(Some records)
....................

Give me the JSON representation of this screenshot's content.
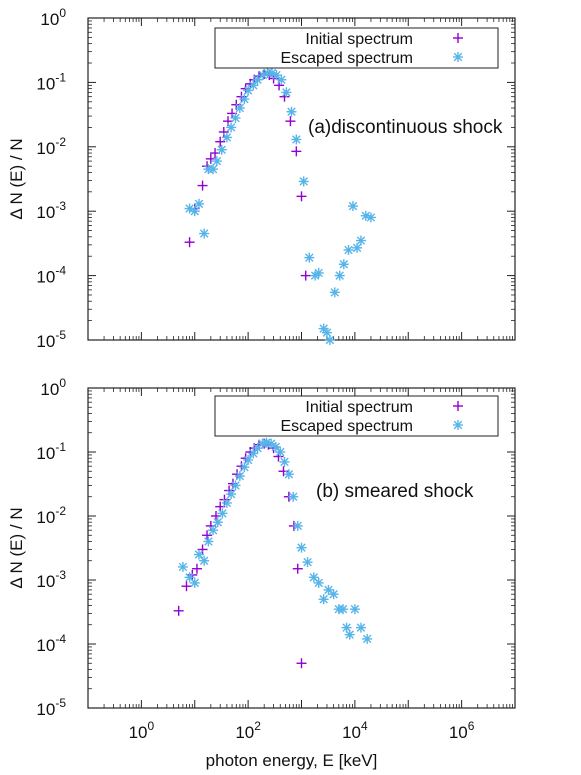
{
  "chart_data": [
    {
      "type": "scatter",
      "panel": "a",
      "annotation": "(a)discontinuous shock",
      "ylabel": "Δ N (E) / N",
      "xlabel": "",
      "xscale": "log",
      "yscale": "log",
      "xlim": [
        0.1,
        10000000
      ],
      "ylim": [
        1e-05,
        1
      ],
      "grid": false,
      "legend_position": "top-right",
      "y_ticks": [
        "10⁻⁵",
        "10⁻⁴",
        "10⁻³",
        "10⁻²",
        "10⁻¹",
        "10⁰"
      ],
      "series": [
        {
          "name": "Initial spectrum",
          "marker": "plus",
          "color": "#9400d3",
          "points": [
            [
              8,
              0.00033
            ],
            [
              10,
              0.0011
            ],
            [
              14,
              0.0025
            ],
            [
              17,
              0.005
            ],
            [
              20,
              0.0065
            ],
            [
              24,
              0.008
            ],
            [
              30,
              0.012
            ],
            [
              35,
              0.017
            ],
            [
              42,
              0.025
            ],
            [
              50,
              0.033
            ],
            [
              60,
              0.045
            ],
            [
              75,
              0.06
            ],
            [
              90,
              0.08
            ],
            [
              110,
              0.095
            ],
            [
              130,
              0.11
            ],
            [
              160,
              0.125
            ],
            [
              200,
              0.135
            ],
            [
              250,
              0.13
            ],
            [
              300,
              0.115
            ],
            [
              380,
              0.09
            ],
            [
              480,
              0.06
            ],
            [
              620,
              0.025
            ],
            [
              800,
              0.0085
            ],
            [
              1000,
              0.0017
            ],
            [
              1200,
              0.0001
            ]
          ]
        },
        {
          "name": "Escaped spectrum",
          "marker": "star",
          "color": "#56b4e9",
          "points": [
            [
              8,
              0.0011
            ],
            [
              10,
              0.001
            ],
            [
              12,
              0.0013
            ],
            [
              15,
              0.00045
            ],
            [
              18,
              0.0045
            ],
            [
              22,
              0.0045
            ],
            [
              26,
              0.006
            ],
            [
              32,
              0.009
            ],
            [
              40,
              0.014
            ],
            [
              48,
              0.02
            ],
            [
              58,
              0.028
            ],
            [
              70,
              0.04
            ],
            [
              85,
              0.055
            ],
            [
              100,
              0.075
            ],
            [
              125,
              0.09
            ],
            [
              150,
              0.11
            ],
            [
              190,
              0.13
            ],
            [
              230,
              0.14
            ],
            [
              280,
              0.14
            ],
            [
              340,
              0.13
            ],
            [
              420,
              0.11
            ],
            [
              520,
              0.07
            ],
            [
              650,
              0.035
            ],
            [
              800,
              0.013
            ],
            [
              1100,
              0.0029
            ],
            [
              1400,
              0.00019
            ],
            [
              1800,
              0.0001
            ],
            [
              2100,
              0.00011
            ],
            [
              2600,
              1.5e-05
            ],
            [
              3000,
              1.3e-05
            ],
            [
              3400,
              1e-05
            ],
            [
              4200,
              5.5e-05
            ],
            [
              5200,
              0.0001
            ],
            [
              6200,
              0.00015
            ],
            [
              7600,
              0.00025
            ],
            [
              9200,
              0.0012
            ],
            [
              11000,
              0.00027
            ],
            [
              13000,
              0.00035
            ],
            [
              16000,
              0.00085
            ],
            [
              20000,
              0.0008
            ]
          ]
        }
      ]
    },
    {
      "type": "scatter",
      "panel": "b",
      "annotation": "(b) smeared shock",
      "ylabel": "Δ N (E) / N",
      "xlabel": "photon energy, E [keV]",
      "xscale": "log",
      "yscale": "log",
      "xlim": [
        0.1,
        10000000
      ],
      "ylim": [
        1e-05,
        1
      ],
      "grid": false,
      "legend_position": "top-right",
      "x_ticks": [
        "10⁰",
        "10²",
        "10⁴",
        "10⁶"
      ],
      "y_ticks": [
        "10⁻⁵",
        "10⁻⁴",
        "10⁻³",
        "10⁻²",
        "10⁻¹",
        "10⁰"
      ],
      "series": [
        {
          "name": "Initial spectrum",
          "marker": "plus",
          "color": "#9400d3",
          "points": [
            [
              5,
              0.00033
            ],
            [
              7,
              0.0008
            ],
            [
              9,
              0.0012
            ],
            [
              11,
              0.0015
            ],
            [
              14,
              0.003
            ],
            [
              17,
              0.005
            ],
            [
              20,
              0.007
            ],
            [
              25,
              0.01
            ],
            [
              30,
              0.014
            ],
            [
              36,
              0.018
            ],
            [
              44,
              0.025
            ],
            [
              52,
              0.032
            ],
            [
              62,
              0.045
            ],
            [
              75,
              0.06
            ],
            [
              90,
              0.08
            ],
            [
              110,
              0.1
            ],
            [
              130,
              0.115
            ],
            [
              160,
              0.13
            ],
            [
              200,
              0.135
            ],
            [
              240,
              0.13
            ],
            [
              300,
              0.115
            ],
            [
              370,
              0.085
            ],
            [
              460,
              0.05
            ],
            [
              580,
              0.02
            ],
            [
              720,
              0.007
            ],
            [
              850,
              0.0015
            ],
            [
              1000,
              5e-05
            ]
          ]
        },
        {
          "name": "Escaped spectrum",
          "marker": "star",
          "color": "#56b4e9",
          "points": [
            [
              6,
              0.0016
            ],
            [
              8,
              0.0011
            ],
            [
              10,
              0.0009
            ],
            [
              12,
              0.0025
            ],
            [
              15,
              0.002
            ],
            [
              18,
              0.004
            ],
            [
              22,
              0.006
            ],
            [
              27,
              0.008
            ],
            [
              33,
              0.011
            ],
            [
              40,
              0.016
            ],
            [
              48,
              0.022
            ],
            [
              58,
              0.03
            ],
            [
              70,
              0.042
            ],
            [
              85,
              0.058
            ],
            [
              100,
              0.075
            ],
            [
              125,
              0.095
            ],
            [
              150,
              0.115
            ],
            [
              185,
              0.135
            ],
            [
              220,
              0.14
            ],
            [
              270,
              0.135
            ],
            [
              330,
              0.12
            ],
            [
              400,
              0.1
            ],
            [
              480,
              0.07
            ],
            [
              580,
              0.045
            ],
            [
              700,
              0.02
            ],
            [
              850,
              0.007
            ],
            [
              1000,
              0.0032
            ],
            [
              1300,
              0.0019
            ],
            [
              1700,
              0.0011
            ],
            [
              2100,
              0.0009
            ],
            [
              2600,
              0.0005
            ],
            [
              3200,
              0.0007
            ],
            [
              4000,
              0.0006
            ],
            [
              5000,
              0.00035
            ],
            [
              6000,
              0.00035
            ],
            [
              7000,
              0.00018
            ],
            [
              8000,
              0.00014
            ],
            [
              10000,
              0.00035
            ],
            [
              13000,
              0.00018
            ],
            [
              17000,
              0.00012
            ]
          ]
        }
      ]
    }
  ]
}
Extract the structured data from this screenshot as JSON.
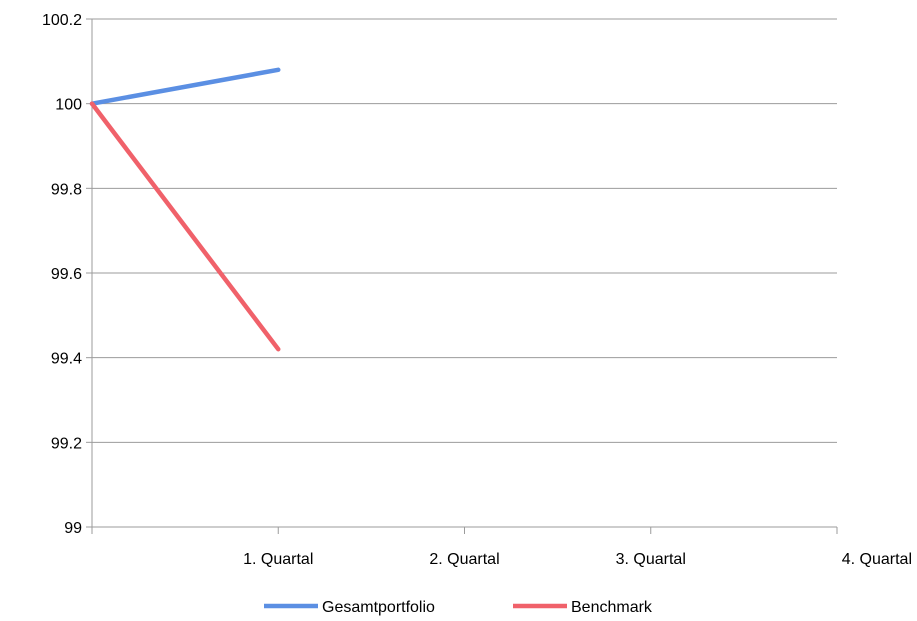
{
  "chart_data": {
    "type": "line",
    "title": "",
    "xlabel": "",
    "ylabel": "",
    "categories": [
      "",
      "1. Quartal",
      "2. Quartal",
      "3. Quartal",
      "4. Quartal"
    ],
    "ylim": [
      99,
      100.2
    ],
    "yticks": [
      "99",
      "99.2",
      "99.4",
      "99.6",
      "99.8",
      "100",
      "100.2"
    ],
    "ytick_values": [
      99,
      99.2,
      99.4,
      99.6,
      99.8,
      100,
      100.2
    ],
    "grid": "horizontal",
    "legend_position": "bottom",
    "series": [
      {
        "name": "Gesamtportfolio",
        "color": "#5B8FE3",
        "values": [
          100,
          100.08,
          null,
          null,
          null
        ]
      },
      {
        "name": "Benchmark",
        "color": "#F0616A",
        "values": [
          100,
          99.42,
          null,
          null,
          null
        ]
      }
    ]
  }
}
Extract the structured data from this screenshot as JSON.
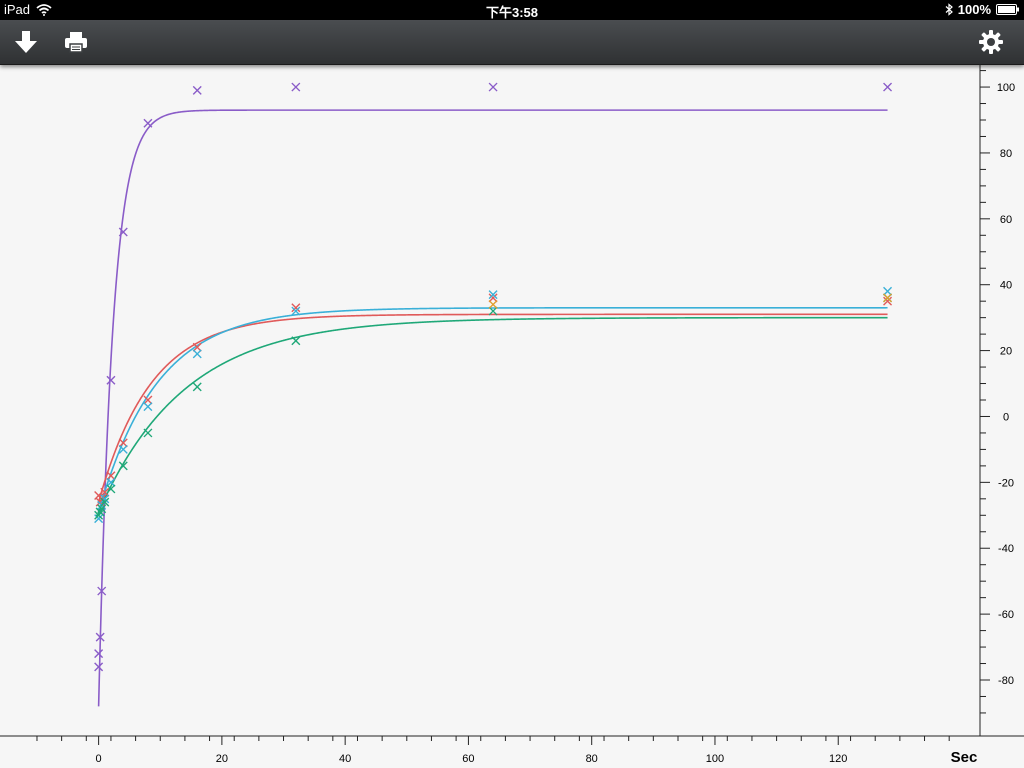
{
  "status_bar": {
    "device": "iPad",
    "time": "下午3:58",
    "battery": "100%",
    "icons": [
      "wifi-icon",
      "bluetooth-icon",
      "battery-icon"
    ]
  },
  "toolbar": {
    "buttons": [
      {
        "name": "download-button",
        "icon": "arrow-down-icon"
      },
      {
        "name": "print-button",
        "icon": "printer-icon"
      },
      {
        "name": "settings-button",
        "icon": "gear-icon"
      }
    ]
  },
  "chart_data": {
    "type": "scatter",
    "xlabel": "Sec",
    "ylabel": "",
    "xlim": [
      -16,
      143
    ],
    "ylim": [
      -97,
      107
    ],
    "x_ticks": [
      0,
      20,
      40,
      60,
      80,
      100,
      120
    ],
    "y_ticks": [
      -80,
      -60,
      -40,
      -20,
      0,
      20,
      40,
      60,
      80,
      100
    ],
    "y_axis_position": "right",
    "grid": false,
    "series": [
      {
        "color": "#8a5cc8",
        "points": [
          [
            0,
            -76
          ],
          [
            0,
            -72
          ],
          [
            0.25,
            -67
          ],
          [
            0.5,
            -53
          ],
          [
            2,
            11
          ],
          [
            4,
            56
          ],
          [
            8,
            89
          ],
          [
            16,
            99
          ],
          [
            32,
            100
          ],
          [
            64,
            100
          ],
          [
            128,
            100
          ]
        ],
        "fit": {
          "a": -88,
          "b": 93,
          "tau": 2.3
        }
      },
      {
        "color": "#e05a5a",
        "points": [
          [
            0,
            -24
          ],
          [
            0.25,
            -26
          ],
          [
            0.5,
            -25
          ],
          [
            1,
            -23
          ],
          [
            2,
            -18
          ],
          [
            4,
            -8
          ],
          [
            8,
            5
          ],
          [
            16,
            21
          ],
          [
            32,
            33
          ],
          [
            64,
            36
          ],
          [
            128,
            35
          ]
        ],
        "fit": {
          "a": -26,
          "b": 31,
          "tau": 8.5
        }
      },
      {
        "color": "#3ab0d8",
        "points": [
          [
            0,
            -31
          ],
          [
            0.25,
            -29
          ],
          [
            0.5,
            -27
          ],
          [
            1,
            -25
          ],
          [
            2,
            -20
          ],
          [
            4,
            -10
          ],
          [
            8,
            3
          ],
          [
            16,
            19
          ],
          [
            32,
            32
          ],
          [
            64,
            37
          ],
          [
            128,
            38
          ]
        ],
        "fit": {
          "a": -29,
          "b": 33,
          "tau": 9.5
        }
      },
      {
        "color": "#1fa878",
        "points": [
          [
            0,
            -30
          ],
          [
            0.25,
            -29
          ],
          [
            0.5,
            -28
          ],
          [
            1,
            -26
          ],
          [
            2,
            -22
          ],
          [
            4,
            -15
          ],
          [
            8,
            -5
          ],
          [
            16,
            9
          ],
          [
            32,
            23
          ],
          [
            64,
            32
          ],
          [
            128,
            36
          ]
        ],
        "fit": {
          "a": -29,
          "b": 30,
          "tau": 14
        }
      },
      {
        "color": "#e0a030",
        "points": [
          [
            64,
            34
          ],
          [
            128,
            36
          ]
        ],
        "fit": null
      }
    ]
  }
}
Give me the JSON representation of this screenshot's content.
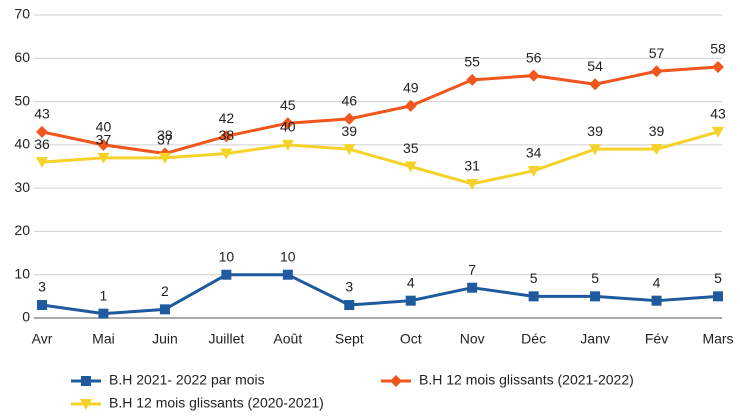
{
  "chart_data": {
    "type": "line",
    "categories": [
      "Avr",
      "Mai",
      "Juin",
      "Juillet",
      "Août",
      "Sept",
      "Oct",
      "Nov",
      "Déc",
      "Janv",
      "Fév",
      "Mars"
    ],
    "series": [
      {
        "name": "B.H 2021- 2022 par mois",
        "color": "#1f5a9e",
        "marker": "square",
        "values": [
          3,
          1,
          2,
          10,
          10,
          3,
          4,
          7,
          5,
          5,
          4,
          5
        ]
      },
      {
        "name": "B.H 12 mois glissants (2021-2022)",
        "color": "#f0561d",
        "marker": "diamond",
        "values": [
          43,
          40,
          38,
          42,
          45,
          46,
          49,
          55,
          56,
          54,
          57,
          58
        ]
      },
      {
        "name": "B.H 12 mois glissants (2020-2021)",
        "color": "#f5d22a",
        "marker": "triangle-down",
        "values": [
          36,
          37,
          37,
          38,
          40,
          39,
          35,
          31,
          34,
          39,
          39,
          43
        ]
      }
    ],
    "ylim": [
      0,
      70
    ],
    "yticks": [
      0,
      10,
      20,
      30,
      40,
      50,
      60,
      70
    ],
    "grid": true,
    "legend": "bottom"
  }
}
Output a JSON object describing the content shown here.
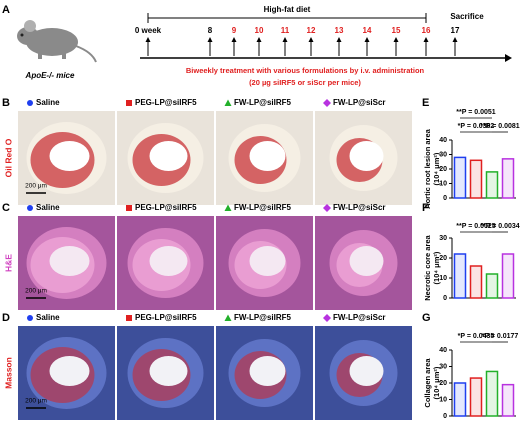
{
  "panel_letters": [
    "A",
    "B",
    "C",
    "D",
    "E",
    "F",
    "G"
  ],
  "timeline": {
    "mouse_label": "ApoE-/- mice",
    "diet": "High-fat diet",
    "endpoint": "Sacrifice",
    "weeks": [
      {
        "label": "0 week",
        "color": "#000000"
      },
      {
        "label": "8",
        "color": "#000000"
      },
      {
        "label": "9",
        "color": "#e02020"
      },
      {
        "label": "10",
        "color": "#e02020"
      },
      {
        "label": "11",
        "color": "#e02020"
      },
      {
        "label": "12",
        "color": "#e02020"
      },
      {
        "label": "13",
        "color": "#e02020"
      },
      {
        "label": "14",
        "color": "#e02020"
      },
      {
        "label": "15",
        "color": "#e02020"
      },
      {
        "label": "16",
        "color": "#e02020"
      },
      {
        "label": "17",
        "color": "#000000"
      }
    ],
    "treatment": "Biweekly treatment with various formulations by i.v. administration",
    "dose": "(20 µg siIRF5 or siScr per mice)"
  },
  "legend": [
    {
      "name": "Saline",
      "color": "#1f3fef",
      "marker": "circle"
    },
    {
      "name": "PEG-LP@siIRF5",
      "color": "#e02020",
      "marker": "square"
    },
    {
      "name": "FW-LP@siIRF5",
      "color": "#22b02a",
      "marker": "triangle"
    },
    {
      "name": "FW-LP@siScr",
      "color": "#b832e0",
      "marker": "diamond"
    }
  ],
  "stains": [
    "Oil Red O",
    "H&E",
    "Masson"
  ],
  "scale_bar": "200 μm",
  "chart_data": [
    {
      "type": "bar",
      "ylabel": "Aortic root lesion area",
      "yunit": "(10⁴ μm²)",
      "categories": [
        null,
        null,
        null,
        null
      ],
      "values": [
        28,
        26,
        18,
        27
      ],
      "colors": [
        "#1f3fef",
        "#e02020",
        "#22b02a",
        "#b832e0"
      ],
      "ylim": [
        0,
        40
      ],
      "yticks": [
        0,
        10,
        20,
        30,
        40
      ],
      "annotations": [
        "**P = 0.0051",
        "*P = 0.0362",
        "**P = 0.0081"
      ]
    },
    {
      "type": "bar",
      "ylabel": "Necrotic core area",
      "yunit": "(10⁴ μm²)",
      "categories": [
        null,
        null,
        null,
        null
      ],
      "values": [
        22,
        16,
        12,
        22
      ],
      "colors": [
        "#1f3fef",
        "#e02020",
        "#22b02a",
        "#b832e0"
      ],
      "ylim": [
        0,
        30
      ],
      "yticks": [
        0,
        10,
        20,
        30
      ],
      "annotations": [
        "**P = 0.0025",
        "**P = 0.0034"
      ]
    },
    {
      "type": "bar",
      "ylabel": "Collagen area",
      "yunit": "(10⁴ μm²)",
      "categories": [
        null,
        null,
        null,
        null
      ],
      "values": [
        20,
        23,
        27,
        19
      ],
      "colors": [
        "#1f3fef",
        "#e02020",
        "#22b02a",
        "#b832e0"
      ],
      "ylim": [
        0,
        40
      ],
      "yticks": [
        0,
        10,
        20,
        30,
        40
      ],
      "annotations": [
        "*P = 0.0435",
        "*P = 0.0177"
      ]
    }
  ]
}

....................

TASK INSTRUCTIONS.
Copy out each line of the data where the string "mice" appears.

RESPONSE BELOW.
    "mouse_label": "ApoE-/- mice",
    "dose": "(20 µg siIRF5 or siScr per mice)"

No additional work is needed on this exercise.